TO BE DONE:
Identify and reproduce every line holding the string "Rootbear".

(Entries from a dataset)
#####
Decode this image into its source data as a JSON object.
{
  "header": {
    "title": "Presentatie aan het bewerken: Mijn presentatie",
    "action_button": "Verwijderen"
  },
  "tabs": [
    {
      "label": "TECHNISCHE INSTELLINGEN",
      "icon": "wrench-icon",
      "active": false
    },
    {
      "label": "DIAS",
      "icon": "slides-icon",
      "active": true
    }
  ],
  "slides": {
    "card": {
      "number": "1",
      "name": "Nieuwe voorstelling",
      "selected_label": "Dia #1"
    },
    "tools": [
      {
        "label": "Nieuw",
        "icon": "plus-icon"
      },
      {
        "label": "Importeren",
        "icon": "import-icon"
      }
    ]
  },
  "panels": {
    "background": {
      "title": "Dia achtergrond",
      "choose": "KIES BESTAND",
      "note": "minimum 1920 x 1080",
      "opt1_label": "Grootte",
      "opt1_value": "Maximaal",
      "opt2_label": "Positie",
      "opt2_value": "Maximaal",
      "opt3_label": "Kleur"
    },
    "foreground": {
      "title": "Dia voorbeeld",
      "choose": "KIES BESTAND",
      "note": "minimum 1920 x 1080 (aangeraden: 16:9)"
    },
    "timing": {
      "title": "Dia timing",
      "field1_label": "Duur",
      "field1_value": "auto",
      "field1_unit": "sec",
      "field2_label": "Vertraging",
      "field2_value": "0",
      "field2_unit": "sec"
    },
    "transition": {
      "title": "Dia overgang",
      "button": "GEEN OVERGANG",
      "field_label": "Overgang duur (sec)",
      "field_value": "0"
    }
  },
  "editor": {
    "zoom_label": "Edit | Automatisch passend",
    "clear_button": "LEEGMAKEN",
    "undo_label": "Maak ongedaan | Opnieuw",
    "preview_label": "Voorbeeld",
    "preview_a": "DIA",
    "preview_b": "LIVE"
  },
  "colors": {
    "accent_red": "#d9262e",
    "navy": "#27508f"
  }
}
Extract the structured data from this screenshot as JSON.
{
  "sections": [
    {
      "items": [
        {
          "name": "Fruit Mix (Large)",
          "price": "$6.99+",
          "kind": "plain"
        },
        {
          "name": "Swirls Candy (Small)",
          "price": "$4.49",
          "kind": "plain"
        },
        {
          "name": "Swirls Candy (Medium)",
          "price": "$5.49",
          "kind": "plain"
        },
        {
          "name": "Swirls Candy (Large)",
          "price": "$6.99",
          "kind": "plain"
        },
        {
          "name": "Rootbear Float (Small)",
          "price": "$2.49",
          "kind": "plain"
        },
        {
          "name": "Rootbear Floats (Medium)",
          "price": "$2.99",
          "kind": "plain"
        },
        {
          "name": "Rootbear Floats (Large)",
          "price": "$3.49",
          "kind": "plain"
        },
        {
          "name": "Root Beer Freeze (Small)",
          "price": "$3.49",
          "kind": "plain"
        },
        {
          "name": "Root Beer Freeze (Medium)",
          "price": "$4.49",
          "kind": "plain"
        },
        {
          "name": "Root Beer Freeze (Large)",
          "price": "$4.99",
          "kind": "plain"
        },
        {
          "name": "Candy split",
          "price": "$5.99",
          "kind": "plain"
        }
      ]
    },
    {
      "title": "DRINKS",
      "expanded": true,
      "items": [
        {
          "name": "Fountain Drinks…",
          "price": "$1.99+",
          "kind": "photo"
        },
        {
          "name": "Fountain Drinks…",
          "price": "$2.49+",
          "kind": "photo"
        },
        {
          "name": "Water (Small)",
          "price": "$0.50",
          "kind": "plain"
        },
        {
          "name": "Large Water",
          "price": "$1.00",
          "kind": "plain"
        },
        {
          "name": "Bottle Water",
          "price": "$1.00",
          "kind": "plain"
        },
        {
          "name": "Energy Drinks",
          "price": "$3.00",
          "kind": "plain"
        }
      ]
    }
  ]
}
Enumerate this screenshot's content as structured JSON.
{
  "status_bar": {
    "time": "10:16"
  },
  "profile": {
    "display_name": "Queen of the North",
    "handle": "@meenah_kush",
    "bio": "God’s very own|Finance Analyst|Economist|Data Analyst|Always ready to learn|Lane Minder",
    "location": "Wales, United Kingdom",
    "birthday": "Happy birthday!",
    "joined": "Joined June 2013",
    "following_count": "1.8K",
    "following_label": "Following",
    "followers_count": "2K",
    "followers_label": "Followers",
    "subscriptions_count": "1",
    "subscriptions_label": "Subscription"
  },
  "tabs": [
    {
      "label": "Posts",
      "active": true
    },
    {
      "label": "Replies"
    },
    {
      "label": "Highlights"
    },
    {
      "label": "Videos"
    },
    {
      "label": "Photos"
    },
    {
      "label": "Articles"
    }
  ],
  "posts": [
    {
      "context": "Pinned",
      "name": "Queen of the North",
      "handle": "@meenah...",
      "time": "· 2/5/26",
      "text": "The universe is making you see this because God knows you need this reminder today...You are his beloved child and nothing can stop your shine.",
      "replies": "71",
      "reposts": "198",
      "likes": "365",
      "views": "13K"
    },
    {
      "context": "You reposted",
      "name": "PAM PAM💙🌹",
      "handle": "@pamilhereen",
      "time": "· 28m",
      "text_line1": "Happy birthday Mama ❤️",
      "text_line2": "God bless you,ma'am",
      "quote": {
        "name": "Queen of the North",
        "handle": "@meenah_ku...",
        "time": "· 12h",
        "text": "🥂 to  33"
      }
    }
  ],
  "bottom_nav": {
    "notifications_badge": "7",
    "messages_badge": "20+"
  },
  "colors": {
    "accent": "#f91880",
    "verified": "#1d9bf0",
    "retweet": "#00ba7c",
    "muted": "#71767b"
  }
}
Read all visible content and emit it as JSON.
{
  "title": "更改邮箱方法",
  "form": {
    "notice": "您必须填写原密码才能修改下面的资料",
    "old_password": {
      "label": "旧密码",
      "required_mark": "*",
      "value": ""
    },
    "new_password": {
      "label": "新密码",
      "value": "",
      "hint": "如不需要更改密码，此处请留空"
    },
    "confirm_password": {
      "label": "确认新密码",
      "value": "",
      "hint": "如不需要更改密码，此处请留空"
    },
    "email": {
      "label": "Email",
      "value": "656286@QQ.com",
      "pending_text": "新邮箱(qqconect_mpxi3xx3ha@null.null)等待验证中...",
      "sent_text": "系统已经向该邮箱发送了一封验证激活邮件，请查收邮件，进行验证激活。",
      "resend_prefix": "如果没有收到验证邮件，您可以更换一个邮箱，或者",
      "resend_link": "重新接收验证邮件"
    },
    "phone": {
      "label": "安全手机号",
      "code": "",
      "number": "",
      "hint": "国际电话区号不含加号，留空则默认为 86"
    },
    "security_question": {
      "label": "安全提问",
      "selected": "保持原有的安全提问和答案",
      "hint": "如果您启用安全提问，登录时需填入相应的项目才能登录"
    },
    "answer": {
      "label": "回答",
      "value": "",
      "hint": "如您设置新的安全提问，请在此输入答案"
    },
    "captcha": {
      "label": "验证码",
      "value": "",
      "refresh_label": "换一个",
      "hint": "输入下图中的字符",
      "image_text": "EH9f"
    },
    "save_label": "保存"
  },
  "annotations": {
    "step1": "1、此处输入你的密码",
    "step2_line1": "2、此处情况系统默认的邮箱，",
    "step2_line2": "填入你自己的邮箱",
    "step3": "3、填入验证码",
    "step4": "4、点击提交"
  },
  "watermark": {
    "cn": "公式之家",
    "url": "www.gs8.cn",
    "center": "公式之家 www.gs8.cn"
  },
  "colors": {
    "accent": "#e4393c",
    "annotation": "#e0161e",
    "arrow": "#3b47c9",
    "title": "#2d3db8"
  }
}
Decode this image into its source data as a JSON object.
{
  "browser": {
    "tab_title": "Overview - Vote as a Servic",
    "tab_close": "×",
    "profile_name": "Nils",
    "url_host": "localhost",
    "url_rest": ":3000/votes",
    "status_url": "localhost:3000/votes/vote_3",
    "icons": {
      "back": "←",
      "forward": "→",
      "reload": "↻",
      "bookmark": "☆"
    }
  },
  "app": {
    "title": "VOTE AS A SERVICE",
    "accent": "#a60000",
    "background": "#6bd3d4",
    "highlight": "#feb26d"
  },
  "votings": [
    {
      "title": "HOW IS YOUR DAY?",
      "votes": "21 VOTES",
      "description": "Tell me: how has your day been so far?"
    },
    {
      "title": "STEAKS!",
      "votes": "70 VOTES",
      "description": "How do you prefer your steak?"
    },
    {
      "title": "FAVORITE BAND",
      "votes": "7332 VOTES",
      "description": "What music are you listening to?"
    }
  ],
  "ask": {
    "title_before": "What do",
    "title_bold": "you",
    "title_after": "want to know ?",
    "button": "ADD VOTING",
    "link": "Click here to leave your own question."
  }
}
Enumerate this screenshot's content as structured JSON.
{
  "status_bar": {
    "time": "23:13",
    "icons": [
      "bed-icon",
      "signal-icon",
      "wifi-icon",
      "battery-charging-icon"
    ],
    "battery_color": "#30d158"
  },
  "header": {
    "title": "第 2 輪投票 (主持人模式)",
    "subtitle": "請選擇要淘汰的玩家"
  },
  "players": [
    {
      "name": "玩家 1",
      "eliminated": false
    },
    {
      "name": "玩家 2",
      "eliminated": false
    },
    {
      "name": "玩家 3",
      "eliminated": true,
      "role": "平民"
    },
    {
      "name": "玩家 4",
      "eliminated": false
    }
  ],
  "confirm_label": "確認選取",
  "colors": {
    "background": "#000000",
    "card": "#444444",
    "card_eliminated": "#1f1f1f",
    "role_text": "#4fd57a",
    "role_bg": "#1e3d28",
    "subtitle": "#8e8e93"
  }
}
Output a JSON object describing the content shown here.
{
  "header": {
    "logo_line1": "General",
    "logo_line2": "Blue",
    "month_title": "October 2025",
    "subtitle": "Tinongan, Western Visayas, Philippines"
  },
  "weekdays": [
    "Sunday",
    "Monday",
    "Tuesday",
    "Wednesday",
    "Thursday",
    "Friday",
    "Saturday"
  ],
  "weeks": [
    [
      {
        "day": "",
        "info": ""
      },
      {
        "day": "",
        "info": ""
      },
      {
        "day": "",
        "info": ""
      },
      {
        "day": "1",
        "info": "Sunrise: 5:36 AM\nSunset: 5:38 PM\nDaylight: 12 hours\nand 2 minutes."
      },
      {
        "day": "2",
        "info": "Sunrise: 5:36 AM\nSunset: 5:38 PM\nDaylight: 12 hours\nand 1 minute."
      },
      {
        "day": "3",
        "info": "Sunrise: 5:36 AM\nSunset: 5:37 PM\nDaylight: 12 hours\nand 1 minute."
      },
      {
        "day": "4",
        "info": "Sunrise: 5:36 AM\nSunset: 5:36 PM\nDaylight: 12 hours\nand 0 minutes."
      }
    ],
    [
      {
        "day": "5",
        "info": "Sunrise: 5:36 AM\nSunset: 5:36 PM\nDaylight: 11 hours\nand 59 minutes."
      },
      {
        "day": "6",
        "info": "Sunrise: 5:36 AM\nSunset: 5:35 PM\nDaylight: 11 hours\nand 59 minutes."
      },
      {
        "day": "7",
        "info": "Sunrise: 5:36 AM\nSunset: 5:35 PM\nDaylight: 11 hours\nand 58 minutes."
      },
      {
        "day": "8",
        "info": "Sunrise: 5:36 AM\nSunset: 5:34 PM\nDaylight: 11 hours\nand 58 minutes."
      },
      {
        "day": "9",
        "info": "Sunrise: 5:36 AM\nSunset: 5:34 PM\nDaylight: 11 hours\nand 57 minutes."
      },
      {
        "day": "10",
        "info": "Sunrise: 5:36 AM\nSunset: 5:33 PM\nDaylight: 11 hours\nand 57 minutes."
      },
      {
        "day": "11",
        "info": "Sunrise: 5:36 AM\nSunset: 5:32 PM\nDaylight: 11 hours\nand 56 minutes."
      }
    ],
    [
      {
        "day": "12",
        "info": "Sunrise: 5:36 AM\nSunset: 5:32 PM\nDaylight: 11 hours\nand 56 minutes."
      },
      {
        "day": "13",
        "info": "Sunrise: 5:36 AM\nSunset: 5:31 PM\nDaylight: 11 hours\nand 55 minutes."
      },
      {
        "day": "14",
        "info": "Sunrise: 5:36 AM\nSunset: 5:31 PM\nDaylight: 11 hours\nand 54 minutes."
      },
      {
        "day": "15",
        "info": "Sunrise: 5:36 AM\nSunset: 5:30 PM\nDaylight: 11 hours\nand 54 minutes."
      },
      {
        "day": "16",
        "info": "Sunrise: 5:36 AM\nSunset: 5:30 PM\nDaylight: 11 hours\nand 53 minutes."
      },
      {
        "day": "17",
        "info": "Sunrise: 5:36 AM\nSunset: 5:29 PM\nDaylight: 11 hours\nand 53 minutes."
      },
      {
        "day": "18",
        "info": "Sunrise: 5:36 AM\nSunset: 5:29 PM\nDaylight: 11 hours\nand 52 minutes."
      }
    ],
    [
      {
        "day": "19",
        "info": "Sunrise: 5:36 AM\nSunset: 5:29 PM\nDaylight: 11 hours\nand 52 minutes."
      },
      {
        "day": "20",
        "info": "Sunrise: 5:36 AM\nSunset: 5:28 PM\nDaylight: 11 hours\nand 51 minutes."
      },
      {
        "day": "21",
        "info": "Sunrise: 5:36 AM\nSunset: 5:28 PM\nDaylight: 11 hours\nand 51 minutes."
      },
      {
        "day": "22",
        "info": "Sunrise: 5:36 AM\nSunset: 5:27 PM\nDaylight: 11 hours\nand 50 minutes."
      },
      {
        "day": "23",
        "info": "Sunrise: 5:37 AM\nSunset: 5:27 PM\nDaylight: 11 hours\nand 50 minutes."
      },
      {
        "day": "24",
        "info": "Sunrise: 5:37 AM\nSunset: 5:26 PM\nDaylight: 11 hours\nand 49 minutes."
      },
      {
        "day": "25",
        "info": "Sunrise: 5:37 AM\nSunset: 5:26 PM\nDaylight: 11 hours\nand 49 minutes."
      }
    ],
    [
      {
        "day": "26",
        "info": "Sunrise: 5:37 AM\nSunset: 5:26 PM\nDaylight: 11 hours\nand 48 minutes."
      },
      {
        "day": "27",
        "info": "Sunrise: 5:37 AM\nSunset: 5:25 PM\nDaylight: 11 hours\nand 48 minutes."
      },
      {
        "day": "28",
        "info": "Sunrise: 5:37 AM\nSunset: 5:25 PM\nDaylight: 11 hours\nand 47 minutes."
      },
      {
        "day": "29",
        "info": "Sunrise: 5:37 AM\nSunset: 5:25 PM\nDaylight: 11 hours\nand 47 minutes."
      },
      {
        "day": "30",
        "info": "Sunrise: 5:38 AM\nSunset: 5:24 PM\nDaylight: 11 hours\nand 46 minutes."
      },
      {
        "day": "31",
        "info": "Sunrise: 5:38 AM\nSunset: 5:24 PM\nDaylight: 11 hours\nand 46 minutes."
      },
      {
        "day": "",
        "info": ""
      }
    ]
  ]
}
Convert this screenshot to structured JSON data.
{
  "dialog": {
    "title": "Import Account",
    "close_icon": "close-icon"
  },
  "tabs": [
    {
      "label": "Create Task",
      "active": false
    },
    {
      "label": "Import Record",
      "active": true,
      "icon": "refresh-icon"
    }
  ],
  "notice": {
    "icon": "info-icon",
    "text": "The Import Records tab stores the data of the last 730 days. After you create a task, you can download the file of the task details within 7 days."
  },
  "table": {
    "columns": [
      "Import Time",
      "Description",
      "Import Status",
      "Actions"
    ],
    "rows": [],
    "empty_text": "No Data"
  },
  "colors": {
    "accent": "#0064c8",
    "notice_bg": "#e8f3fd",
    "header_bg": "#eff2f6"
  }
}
#####
CORRECT RESULT:
          "name": "Rootbear Float (Small)",
          "name": "Rootbear Floats (Medium)",
          "name": "Rootbear Floats (Large)",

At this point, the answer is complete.